RECORDS:
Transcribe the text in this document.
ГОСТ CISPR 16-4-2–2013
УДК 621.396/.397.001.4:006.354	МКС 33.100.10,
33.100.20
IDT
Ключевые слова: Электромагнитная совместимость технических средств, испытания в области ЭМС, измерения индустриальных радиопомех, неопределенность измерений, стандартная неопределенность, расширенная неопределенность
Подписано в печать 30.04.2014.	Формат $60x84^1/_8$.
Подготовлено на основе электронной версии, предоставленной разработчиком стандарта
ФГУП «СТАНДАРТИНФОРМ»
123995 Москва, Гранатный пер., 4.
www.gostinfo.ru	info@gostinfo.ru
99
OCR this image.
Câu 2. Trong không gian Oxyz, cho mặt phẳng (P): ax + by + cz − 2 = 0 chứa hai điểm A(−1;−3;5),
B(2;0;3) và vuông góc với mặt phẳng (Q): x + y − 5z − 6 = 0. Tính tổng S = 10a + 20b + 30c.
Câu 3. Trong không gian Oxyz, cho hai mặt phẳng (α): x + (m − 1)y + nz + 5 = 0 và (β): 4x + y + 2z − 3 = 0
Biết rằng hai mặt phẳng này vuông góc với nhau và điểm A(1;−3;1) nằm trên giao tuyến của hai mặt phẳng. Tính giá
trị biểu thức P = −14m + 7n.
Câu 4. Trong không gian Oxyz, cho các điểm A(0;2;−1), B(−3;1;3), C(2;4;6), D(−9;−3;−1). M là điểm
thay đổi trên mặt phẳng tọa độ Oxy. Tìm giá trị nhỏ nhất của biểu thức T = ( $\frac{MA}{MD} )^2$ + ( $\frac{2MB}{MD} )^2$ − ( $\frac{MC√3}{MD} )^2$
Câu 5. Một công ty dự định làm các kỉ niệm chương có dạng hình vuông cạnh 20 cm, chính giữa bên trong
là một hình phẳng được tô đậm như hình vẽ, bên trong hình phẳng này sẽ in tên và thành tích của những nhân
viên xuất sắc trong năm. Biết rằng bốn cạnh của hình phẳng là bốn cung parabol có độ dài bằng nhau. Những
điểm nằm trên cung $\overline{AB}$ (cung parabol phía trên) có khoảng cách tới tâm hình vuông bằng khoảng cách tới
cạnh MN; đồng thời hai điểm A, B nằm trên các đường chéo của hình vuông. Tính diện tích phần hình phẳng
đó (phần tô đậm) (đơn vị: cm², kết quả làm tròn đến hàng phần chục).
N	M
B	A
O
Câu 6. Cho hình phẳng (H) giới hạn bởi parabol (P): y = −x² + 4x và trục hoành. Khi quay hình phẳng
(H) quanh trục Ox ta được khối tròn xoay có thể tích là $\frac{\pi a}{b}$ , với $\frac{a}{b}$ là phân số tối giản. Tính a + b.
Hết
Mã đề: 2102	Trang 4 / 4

EXERCISE AIM: Collect, from the material above, every line containing the word "rằng".

SOLUTION TO THE EXERCISE:
Biết rằng hai mặt phẳng này vuông góc với nhau và điểm A(1;−3;1) nằm trên giao tuyến của hai mặt phẳng. Tính giá
viên xuất sắc trong năm. Biết rằng bốn cạnh của hình phẳng là bốn cung parabol có độ dài bằng nhau. Những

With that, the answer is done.